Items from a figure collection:

----

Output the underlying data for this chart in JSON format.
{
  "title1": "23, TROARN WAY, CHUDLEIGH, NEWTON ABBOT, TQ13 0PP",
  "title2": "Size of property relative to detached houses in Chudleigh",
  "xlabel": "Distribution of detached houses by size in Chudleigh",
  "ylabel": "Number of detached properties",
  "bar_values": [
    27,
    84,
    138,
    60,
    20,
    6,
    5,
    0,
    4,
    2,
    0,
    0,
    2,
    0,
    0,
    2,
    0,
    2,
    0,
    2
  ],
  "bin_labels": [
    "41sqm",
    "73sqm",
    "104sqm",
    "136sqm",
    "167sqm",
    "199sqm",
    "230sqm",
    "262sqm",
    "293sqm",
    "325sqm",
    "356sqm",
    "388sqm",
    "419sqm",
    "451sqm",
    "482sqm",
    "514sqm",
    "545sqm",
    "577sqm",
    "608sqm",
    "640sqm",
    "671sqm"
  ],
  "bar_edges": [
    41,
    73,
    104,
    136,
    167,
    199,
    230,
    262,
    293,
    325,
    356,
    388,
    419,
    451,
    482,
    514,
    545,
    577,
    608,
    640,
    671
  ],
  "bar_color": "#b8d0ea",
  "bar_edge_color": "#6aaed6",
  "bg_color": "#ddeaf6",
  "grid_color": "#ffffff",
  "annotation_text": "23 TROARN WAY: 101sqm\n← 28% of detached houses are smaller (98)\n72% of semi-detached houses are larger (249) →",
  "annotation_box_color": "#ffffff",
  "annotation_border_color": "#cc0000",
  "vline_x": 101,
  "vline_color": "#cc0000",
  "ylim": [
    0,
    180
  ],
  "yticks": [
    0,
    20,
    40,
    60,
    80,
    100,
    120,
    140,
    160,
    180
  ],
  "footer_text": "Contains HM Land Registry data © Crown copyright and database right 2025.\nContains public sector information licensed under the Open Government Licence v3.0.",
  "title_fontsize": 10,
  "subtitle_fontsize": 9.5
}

----

Copy all of the data. Keep every word exactly as it is.

> _Exercise answer_
Output the underlying data for this chart in JSON format.
{
  "title1": "23, TROARN WAY, CHUDLEIGH, NEWTON ABBOT, TQ13 0PP",
  "title2": "Size of property relative to detached houses in Chudleigh",
  "xlabel": "Distribution of detached houses by size in Chudleigh",
  "ylabel": "Number of detached properties",
  "bar_values": [
    27,
    84,
    138,
    60,
    20,
    6,
    5,
    0,
    4,
    2,
    0,
    0,
    2,
    0,
    0,
    2,
    0,
    2,
    0,
    2
  ],
  "bin_labels": [
    "41sqm",
    "73sqm",
    "104sqm",
    "136sqm",
    "167sqm",
    "199sqm",
    "230sqm",
    "262sqm",
    "293sqm",
    "325sqm",
    "356sqm",
    "388sqm",
    "419sqm",
    "451sqm",
    "482sqm",
    "514sqm",
    "545sqm",
    "577sqm",
    "608sqm",
    "640sqm",
    "671sqm"
  ],
  "bar_edges": [
    41,
    73,
    104,
    136,
    167,
    199,
    230,
    262,
    293,
    325,
    356,
    388,
    419,
    451,
    482,
    514,
    545,
    577,
    608,
    640,
    671
  ],
  "bar_color": "#b8d0ea",
  "bar_edge_color": "#6aaed6",
  "bg_color": "#ddeaf6",
  "grid_color": "#ffffff",
  "annotation_text": "23 TROARN WAY: 101sqm\n← 28% of detached houses are smaller (98)\n72% of semi-detached houses are larger (249) →",
  "annotation_box_color": "#ffffff",
  "annotation_border_color": "#cc0000",
  "vline_x": 101,
  "vline_color": "#cc0000",
  "ylim": [
    0,
    180
  ],
  "yticks": [
    0,
    20,
    40,
    60,
    80,
    100,
    120,
    140,
    160,
    180
  ],
  "footer_text": "Contains HM Land Registry data © Crown copyright and database right 2025.\nContains public sector information licensed under the Open Government Licence v3.0.",
  "title_fontsize": 10,
  "subtitle_fontsize": 9.5
}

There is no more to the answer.